== What the task asks ==
Copy every record exactly, and keep the pictures out.

== Input for this task ==
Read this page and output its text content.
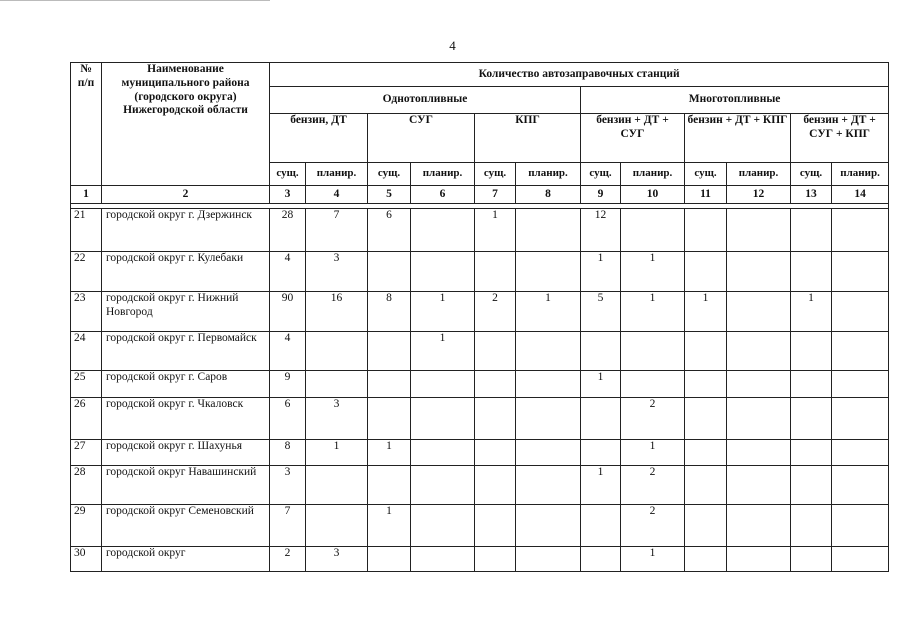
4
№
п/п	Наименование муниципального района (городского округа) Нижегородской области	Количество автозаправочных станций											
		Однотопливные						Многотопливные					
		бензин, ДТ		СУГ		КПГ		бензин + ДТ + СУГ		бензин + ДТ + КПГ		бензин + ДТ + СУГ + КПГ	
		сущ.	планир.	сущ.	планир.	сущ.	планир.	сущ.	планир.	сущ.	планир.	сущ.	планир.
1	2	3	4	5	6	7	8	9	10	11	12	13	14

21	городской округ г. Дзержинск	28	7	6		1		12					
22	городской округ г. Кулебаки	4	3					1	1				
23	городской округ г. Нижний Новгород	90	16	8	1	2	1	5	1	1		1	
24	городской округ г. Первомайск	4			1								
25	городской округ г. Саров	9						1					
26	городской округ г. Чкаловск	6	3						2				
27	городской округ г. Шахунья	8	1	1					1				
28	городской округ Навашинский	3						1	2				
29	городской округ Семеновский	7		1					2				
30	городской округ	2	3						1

== Solution for this problem ==
Read this page and output its text content.
4
№
п/п	Наименование муниципального района (городского округа) Нижегородской области	Количество автозаправочных станций											
		Однотопливные						Многотопливные					
		бензин, ДТ		СУГ		КПГ		бензин + ДТ + СУГ		бензин + ДТ + КПГ		бензин + ДТ + СУГ + КПГ	
		сущ.	планир.	сущ.	планир.	сущ.	планир.	сущ.	планир.	сущ.	планир.	сущ.	планир.
1	2	3	4	5	6	7	8	9	10	11	12	13	14

21	городской округ г. Дзержинск	28	7	6		1		12					
22	городской округ г. Кулебаки	4	3					1	1				
23	городской округ г. Нижний Новгород	90	16	8	1	2	1	5	1	1		1	
24	городской округ г. Первомайск	4			1								
25	городской округ г. Саров	9						1					
26	городской округ г. Чкаловск	6	3						2				
27	городской округ г. Шахунья	8	1	1					1				
28	городской округ Навашинский	3						1	2				
29	городской округ Семеновский	7		1					2				
30	городской округ	2	3						1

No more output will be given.